### [GIVEN INFORMATION]

· · · · · · ·

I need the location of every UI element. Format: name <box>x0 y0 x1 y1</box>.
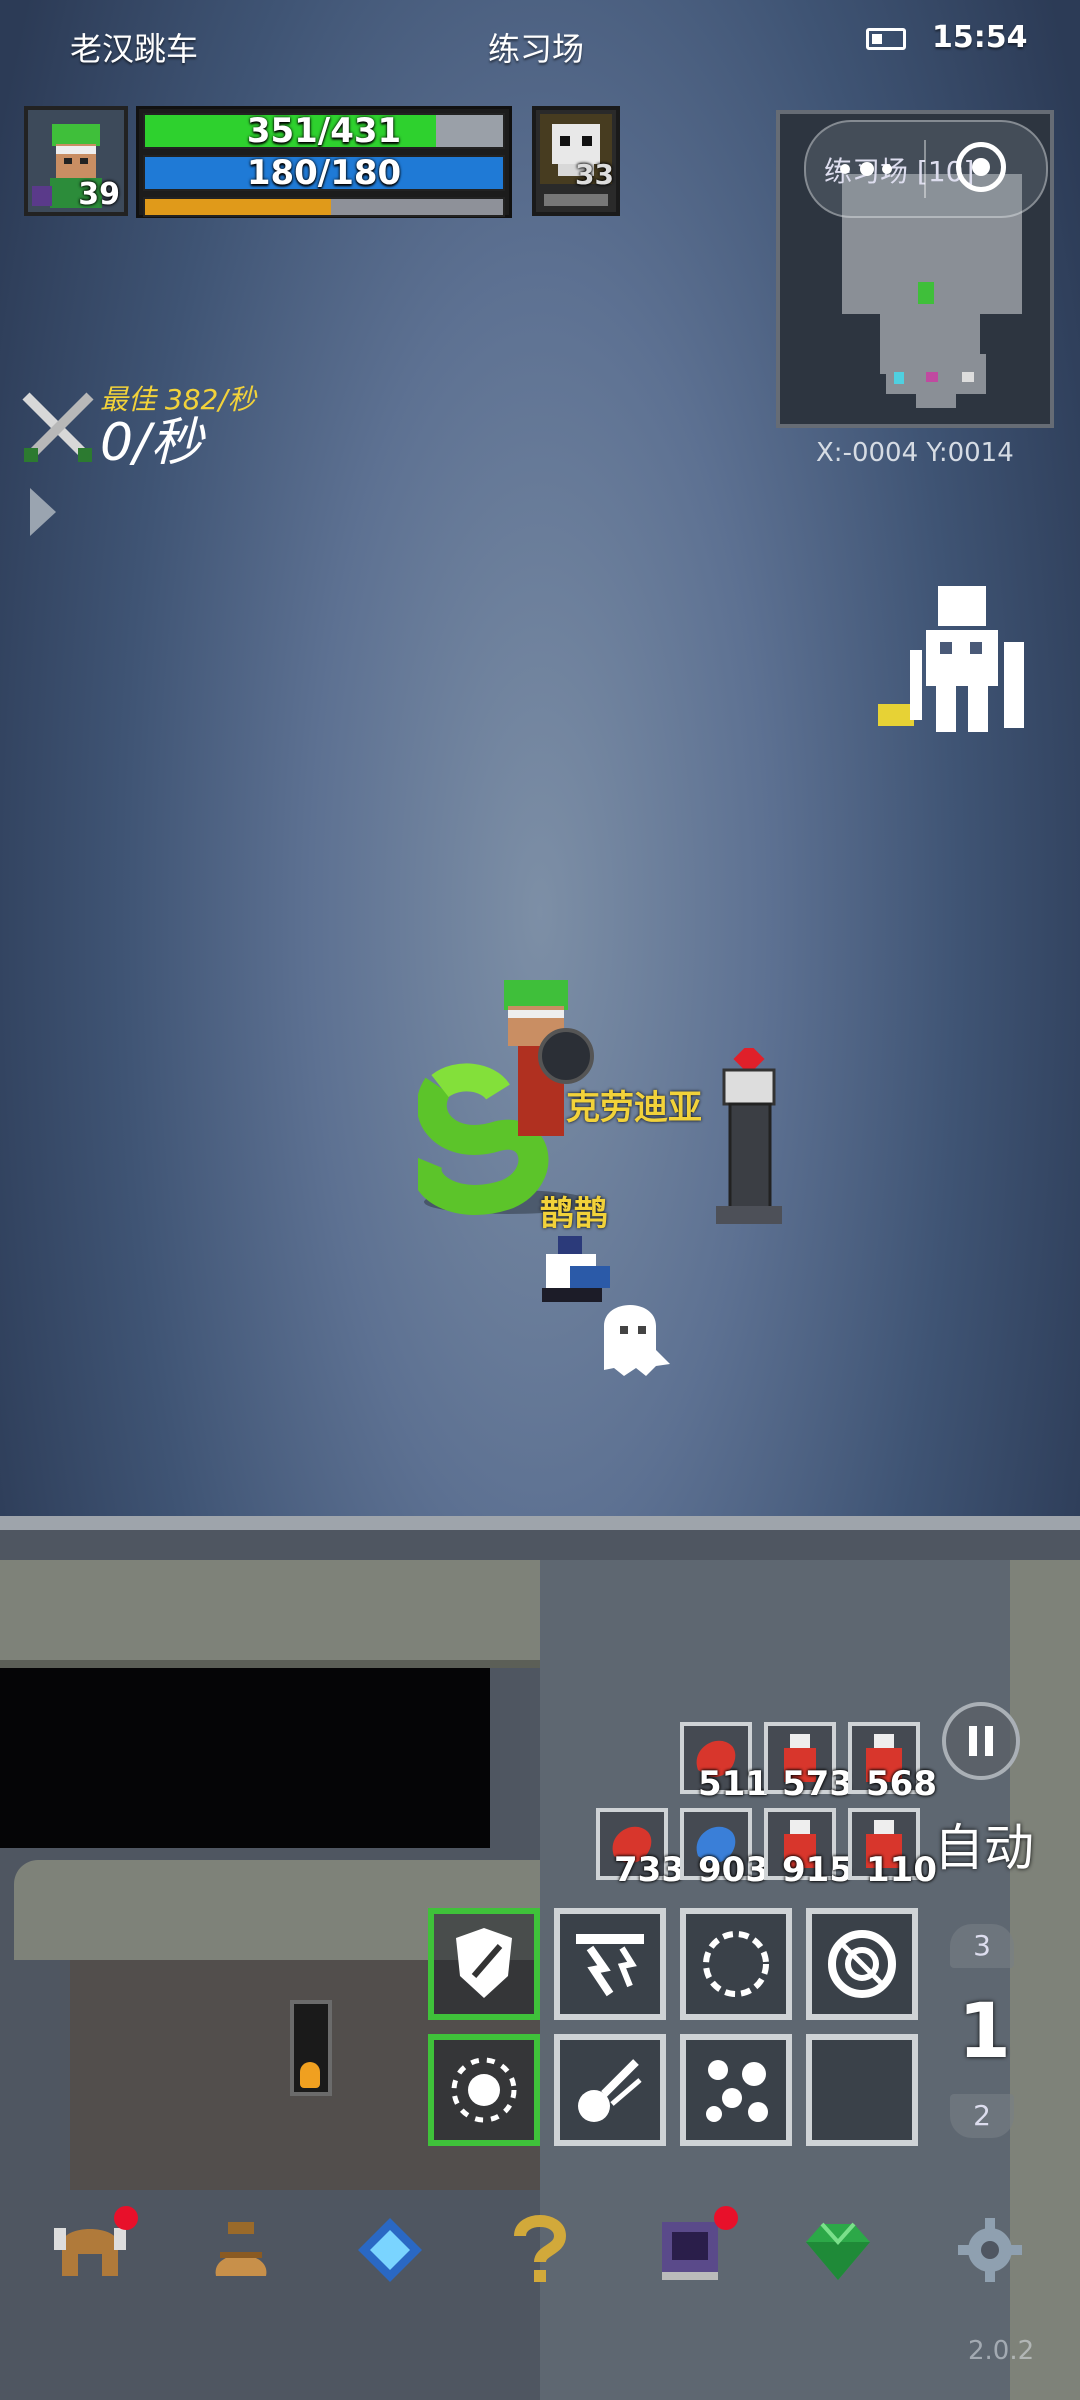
nav-equipment[interactable] <box>50 2206 138 2286</box>
scatter-skill-icon <box>706 2060 768 2122</box>
wall-top-left <box>0 1560 540 1668</box>
potion-count-1: 511 <box>698 1764 769 1804</box>
question-icon <box>514 2215 567 2282</box>
close-target-icon[interactable] <box>956 142 1006 192</box>
battery-icon <box>866 28 906 50</box>
potion-count-2: 573 <box>782 1764 853 1804</box>
boss-name: 克劳迪亚 <box>566 1088 702 1128</box>
notification-badge <box>714 2206 738 2230</box>
burst-skill-icon <box>451 2057 517 2123</box>
bag-icon <box>215 2222 267 2276</box>
map-coordinates: X:-0004 Y:0014 <box>816 438 1014 468</box>
training-dummy[interactable] <box>710 1048 790 1228</box>
pause-icon <box>969 1726 977 1756</box>
speed-down-label: 2 <box>973 2099 991 2132</box>
ghost-pet[interactable] <box>590 1290 680 1380</box>
shield-skill-icon <box>456 1928 512 1998</box>
pause-button[interactable] <box>942 1702 1020 1780</box>
nav-bag[interactable] <box>206 2214 276 2286</box>
player-avatar[interactable]: 39 <box>24 106 128 216</box>
scene-title: 练习场 <box>488 30 585 68</box>
book-icon <box>662 2222 718 2280</box>
potion-count-5: 903 <box>698 1850 769 1890</box>
skill-slot-2[interactable] <box>554 1908 666 2020</box>
hp-text: 351/431 <box>246 113 402 149</box>
app-name: 老汉跳车 <box>70 30 199 68</box>
lightning-skill-icon <box>576 1934 644 1997</box>
target-frame[interactable]: 33 <box>532 106 620 216</box>
enemy-level: 33 <box>575 158 614 191</box>
skill-slot-6[interactable] <box>554 2034 666 2146</box>
nav-shop[interactable] <box>802 2214 874 2286</box>
potion-count-6: 915 <box>782 1850 853 1890</box>
expand-arrow-icon[interactable] <box>30 488 56 536</box>
speed-current: 1 <box>958 1986 1011 2075</box>
skill-slot-1[interactable] <box>428 1908 540 2020</box>
skill-slot-5[interactable] <box>428 2034 540 2146</box>
skeleton-enemy[interactable] <box>876 586 1056 736</box>
skill-slot-3[interactable] <box>680 1908 792 2020</box>
emerald-icon <box>806 2222 870 2280</box>
mp-bar: 180/180 <box>143 155 505 191</box>
notification-badge <box>114 2206 138 2230</box>
crossed-swords-icon <box>22 392 94 462</box>
potion-count-4: 733 <box>614 1850 685 1890</box>
mp-text: 180/180 <box>246 155 402 191</box>
version-label: 2.0.2 <box>968 2336 1035 2366</box>
hp-bar: 351/431 <box>143 113 505 149</box>
comet-skill-icon <box>578 2059 642 2122</box>
clock: 15:54 <box>932 20 1028 55</box>
skill-slot-8-empty[interactable] <box>806 2034 918 2146</box>
more-icon[interactable] <box>840 162 900 176</box>
skill-slot-7[interactable] <box>680 2034 792 2146</box>
xp-bar <box>143 197 505 217</box>
gear-icon <box>958 2218 1022 2282</box>
nav-book[interactable] <box>656 2206 738 2286</box>
speed-down-button[interactable]: 2 <box>950 2094 1014 2138</box>
auto-toggle[interactable]: 自动 <box>934 1808 1034 1880</box>
gem-icon <box>358 2218 422 2282</box>
nav-settings[interactable] <box>954 2214 1026 2286</box>
speed-up-button[interactable]: 3 <box>950 1924 1014 1968</box>
miniprogram-capsule[interactable]: 练习场 [10] <box>804 120 1048 218</box>
dps-current: 0/秒 <box>100 413 203 473</box>
dark-pit <box>0 1668 490 1848</box>
ring-skill-icon <box>703 1931 769 1997</box>
player-level: 39 <box>78 177 120 212</box>
spiral-skill-icon <box>828 1930 896 1998</box>
nav-help[interactable] <box>506 2214 570 2286</box>
wall-torch <box>290 2000 332 2096</box>
player-status-bars: 351/431 180/180 <box>136 106 512 218</box>
speed-up-label: 3 <box>973 1929 991 1962</box>
potion-count-7: 110 <box>866 1850 937 1890</box>
nav-gems[interactable] <box>354 2214 426 2286</box>
floor-edge <box>0 1516 1080 1530</box>
potion-count-3: 568 <box>866 1764 937 1804</box>
skill-slot-4[interactable] <box>806 1908 918 2020</box>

· · · · · · ·

### [TASK PROMPT]
Please pull every line from the entries above and reproduce each one word for word, omitting the pictures.

### [SOLUTION FOR THIS PROBLEM]
I need the location of every UI element. Format: name <box>x0 y0 x1 y1</box>.
nav-equipment[interactable] <box>50 2206 138 2286</box>
scatter-skill-icon <box>706 2060 768 2122</box>
wall-top-left <box>0 1560 540 1668</box>
potion-count-1: 511 <box>698 1764 769 1804</box>
question-icon <box>514 2215 567 2282</box>
close-target-icon[interactable] <box>956 142 1006 192</box>
battery-icon <box>866 28 906 50</box>
potion-count-2: 573 <box>782 1764 853 1804</box>
boss-name: 克劳迪亚 <box>566 1088 702 1128</box>
notification-badge <box>714 2206 738 2230</box>
burst-skill-icon <box>451 2057 517 2123</box>
bag-icon <box>215 2222 267 2276</box>
map-coordinates: X:-0004 Y:0014 <box>816 438 1014 468</box>
training-dummy[interactable] <box>710 1048 790 1228</box>
pause-icon <box>969 1726 977 1756</box>
speed-down-label: 2 <box>973 2099 991 2132</box>
ghost-pet[interactable] <box>590 1290 680 1380</box>
shield-skill-icon <box>456 1928 512 1998</box>
pause-button[interactable] <box>942 1702 1020 1780</box>
nav-bag[interactable] <box>206 2214 276 2286</box>
player-avatar[interactable]: 39 <box>24 106 128 216</box>
scene-title: 练习场 <box>488 30 585 68</box>
book-icon <box>662 2222 718 2280</box>
potion-count-5: 903 <box>698 1850 769 1890</box>
skill-slot-2[interactable] <box>554 1908 666 2020</box>
hp-text: 351/431 <box>246 113 402 149</box>
app-name: 老汉跳车 <box>70 30 199 68</box>
lightning-skill-icon <box>576 1934 644 1997</box>
target-frame[interactable]: 33 <box>532 106 620 216</box>
enemy-level: 33 <box>575 158 614 191</box>
skill-slot-6[interactable] <box>554 2034 666 2146</box>
nav-shop[interactable] <box>802 2214 874 2286</box>
potion-count-6: 915 <box>782 1850 853 1890</box>
expand-arrow-icon[interactable] <box>30 488 56 536</box>
speed-current: 1 <box>958 1986 1011 2075</box>
skill-slot-1[interactable] <box>428 1908 540 2020</box>
skill-slot-5[interactable] <box>428 2034 540 2146</box>
skeleton-enemy[interactable] <box>876 586 1056 736</box>
skill-slot-3[interactable] <box>680 1908 792 2020</box>
emerald-icon <box>806 2222 870 2280</box>
mp-bar: 180/180 <box>143 155 505 191</box>
notification-badge <box>114 2206 138 2230</box>
crossed-swords-icon <box>22 392 94 462</box>
potion-count-4: 733 <box>614 1850 685 1890</box>
mp-text: 180/180 <box>246 155 402 191</box>
version-label: 2.0.2 <box>968 2336 1035 2366</box>
hp-bar: 351/431 <box>143 113 505 149</box>
comet-skill-icon <box>578 2059 642 2122</box>
clock: 15:54 <box>932 20 1028 55</box>
skill-slot-8-empty[interactable] <box>806 2034 918 2146</box>
more-icon[interactable] <box>840 162 900 176</box>
skill-slot-7[interactable] <box>680 2034 792 2146</box>
xp-bar <box>143 197 505 217</box>
gear-icon <box>958 2218 1022 2282</box>
nav-book[interactable] <box>656 2206 738 2286</box>
speed-down-button[interactable]: 2 <box>950 2094 1014 2138</box>
auto-toggle[interactable]: 自动 <box>934 1808 1034 1880</box>
gem-icon <box>358 2218 422 2282</box>
nav-settings[interactable] <box>954 2214 1026 2286</box>
speed-up-button[interactable]: 3 <box>950 1924 1014 1968</box>
miniprogram-capsule[interactable]: 练习场 [10] <box>804 120 1048 218</box>
dps-current: 0/秒 <box>100 413 203 473</box>
dark-pit <box>0 1668 490 1848</box>
ring-skill-icon <box>703 1931 769 1997</box>
player-level: 39 <box>78 177 120 212</box>
spiral-skill-icon <box>828 1930 896 1998</box>
nav-help[interactable] <box>506 2214 570 2286</box>
wall-torch <box>290 2000 332 2096</box>
player-status-bars: 351/431 180/180 <box>136 106 512 218</box>
speed-up-label: 3 <box>973 1929 991 1962</box>
potion-count-7: 110 <box>866 1850 937 1890</box>
nav-gems[interactable] <box>354 2214 426 2286</box>
floor-edge <box>0 1516 1080 1530</box>
potion-count-3: 568 <box>866 1764 937 1804</box>
skill-slot-4[interactable] <box>806 1908 918 2020</box>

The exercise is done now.